**TASK DESCRIPTION**
Copy the listing below in full and skip every picture.

**SUPPLIED MATERIAL**
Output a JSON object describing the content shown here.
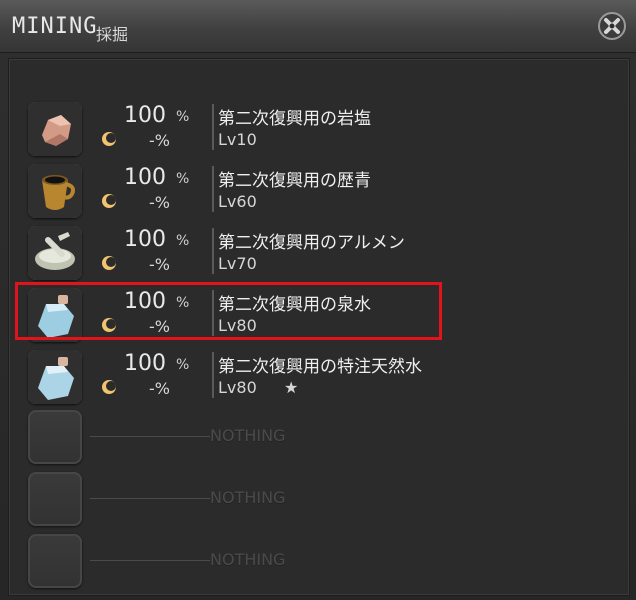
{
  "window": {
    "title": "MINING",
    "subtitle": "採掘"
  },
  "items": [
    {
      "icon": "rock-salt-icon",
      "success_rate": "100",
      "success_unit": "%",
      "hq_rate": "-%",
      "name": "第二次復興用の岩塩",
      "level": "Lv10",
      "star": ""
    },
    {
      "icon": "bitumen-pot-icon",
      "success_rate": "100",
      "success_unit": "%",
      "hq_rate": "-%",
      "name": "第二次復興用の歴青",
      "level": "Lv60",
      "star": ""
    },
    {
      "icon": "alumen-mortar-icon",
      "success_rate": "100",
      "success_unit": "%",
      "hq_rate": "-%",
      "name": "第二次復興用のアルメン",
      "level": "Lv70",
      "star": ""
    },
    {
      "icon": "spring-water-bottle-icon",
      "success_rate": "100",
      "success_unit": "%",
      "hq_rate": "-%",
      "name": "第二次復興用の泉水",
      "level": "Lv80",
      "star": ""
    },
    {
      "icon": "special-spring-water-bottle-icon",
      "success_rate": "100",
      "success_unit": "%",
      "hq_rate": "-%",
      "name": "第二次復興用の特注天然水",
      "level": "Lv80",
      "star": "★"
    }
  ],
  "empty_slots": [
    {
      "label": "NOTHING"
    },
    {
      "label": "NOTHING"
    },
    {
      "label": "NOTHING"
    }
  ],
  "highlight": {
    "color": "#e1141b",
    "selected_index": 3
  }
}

**SOLUTION TO THIS PROBLEM**
Output a JSON object describing the content shown here.
{
  "window": {
    "title": "MINING",
    "subtitle": "採掘"
  },
  "items": [
    {
      "icon": "rock-salt-icon",
      "success_rate": "100",
      "success_unit": "%",
      "hq_rate": "-%",
      "name": "第二次復興用の岩塩",
      "level": "Lv10",
      "star": ""
    },
    {
      "icon": "bitumen-pot-icon",
      "success_rate": "100",
      "success_unit": "%",
      "hq_rate": "-%",
      "name": "第二次復興用の歴青",
      "level": "Lv60",
      "star": ""
    },
    {
      "icon": "alumen-mortar-icon",
      "success_rate": "100",
      "success_unit": "%",
      "hq_rate": "-%",
      "name": "第二次復興用のアルメン",
      "level": "Lv70",
      "star": ""
    },
    {
      "icon": "spring-water-bottle-icon",
      "success_rate": "100",
      "success_unit": "%",
      "hq_rate": "-%",
      "name": "第二次復興用の泉水",
      "level": "Lv80",
      "star": ""
    },
    {
      "icon": "special-spring-water-bottle-icon",
      "success_rate": "100",
      "success_unit": "%",
      "hq_rate": "-%",
      "name": "第二次復興用の特注天然水",
      "level": "Lv80",
      "star": "★"
    }
  ],
  "empty_slots": [
    {
      "label": "NOTHING"
    },
    {
      "label": "NOTHING"
    },
    {
      "label": "NOTHING"
    }
  ],
  "highlight": {
    "color": "#e1141b",
    "selected_index": 3
  }
}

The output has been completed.